EXERCISE DESCRIPTION: Every line of the data that contains the string "screenshot" must be copied.
* START GIVEN RECORDS *
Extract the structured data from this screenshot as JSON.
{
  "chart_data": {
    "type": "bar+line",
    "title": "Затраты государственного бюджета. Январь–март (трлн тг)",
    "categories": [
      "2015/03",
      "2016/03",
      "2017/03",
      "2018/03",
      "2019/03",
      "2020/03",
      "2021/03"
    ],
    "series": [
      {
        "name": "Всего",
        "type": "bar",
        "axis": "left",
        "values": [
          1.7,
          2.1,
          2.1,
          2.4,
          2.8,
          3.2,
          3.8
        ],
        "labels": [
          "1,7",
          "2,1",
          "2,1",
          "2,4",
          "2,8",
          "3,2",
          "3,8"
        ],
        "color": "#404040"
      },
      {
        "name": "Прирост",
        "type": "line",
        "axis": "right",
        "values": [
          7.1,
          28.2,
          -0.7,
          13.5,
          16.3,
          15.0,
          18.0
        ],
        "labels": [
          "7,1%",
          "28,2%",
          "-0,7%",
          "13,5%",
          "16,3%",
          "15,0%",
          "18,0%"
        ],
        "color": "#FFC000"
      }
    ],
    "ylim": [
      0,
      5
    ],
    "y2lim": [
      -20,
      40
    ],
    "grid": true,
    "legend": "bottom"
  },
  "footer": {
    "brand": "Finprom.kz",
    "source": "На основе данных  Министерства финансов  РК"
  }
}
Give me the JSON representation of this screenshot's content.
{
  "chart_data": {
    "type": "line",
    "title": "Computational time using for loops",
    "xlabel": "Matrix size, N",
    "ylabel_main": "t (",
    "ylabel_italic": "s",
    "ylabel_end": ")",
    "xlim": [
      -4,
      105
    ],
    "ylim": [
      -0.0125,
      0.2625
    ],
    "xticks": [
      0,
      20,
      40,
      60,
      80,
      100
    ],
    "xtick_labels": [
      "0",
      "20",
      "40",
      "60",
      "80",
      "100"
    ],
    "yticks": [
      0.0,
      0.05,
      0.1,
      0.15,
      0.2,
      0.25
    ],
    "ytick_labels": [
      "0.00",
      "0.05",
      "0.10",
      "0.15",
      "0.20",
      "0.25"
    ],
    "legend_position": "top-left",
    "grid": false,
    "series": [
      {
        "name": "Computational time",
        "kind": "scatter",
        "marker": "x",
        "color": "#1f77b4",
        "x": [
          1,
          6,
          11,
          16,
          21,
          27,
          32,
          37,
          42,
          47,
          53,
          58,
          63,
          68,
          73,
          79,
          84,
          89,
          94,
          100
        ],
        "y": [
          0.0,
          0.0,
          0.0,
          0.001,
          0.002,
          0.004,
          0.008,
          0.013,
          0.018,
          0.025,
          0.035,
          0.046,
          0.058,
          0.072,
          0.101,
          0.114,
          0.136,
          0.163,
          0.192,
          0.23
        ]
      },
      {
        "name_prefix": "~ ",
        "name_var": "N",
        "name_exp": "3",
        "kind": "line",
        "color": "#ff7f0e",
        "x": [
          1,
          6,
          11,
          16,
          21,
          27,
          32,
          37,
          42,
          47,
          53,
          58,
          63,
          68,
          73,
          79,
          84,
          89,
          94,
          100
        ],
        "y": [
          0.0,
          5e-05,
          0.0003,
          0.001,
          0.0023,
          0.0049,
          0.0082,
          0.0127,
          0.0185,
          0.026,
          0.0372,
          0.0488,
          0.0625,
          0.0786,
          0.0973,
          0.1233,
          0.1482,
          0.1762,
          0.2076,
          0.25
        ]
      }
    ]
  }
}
* END GIVEN RECORDS *
SOLUTION TO THIS TASK:
Extract the structured data from this screenshot as JSON.
Give me the JSON representation of this screenshot's content.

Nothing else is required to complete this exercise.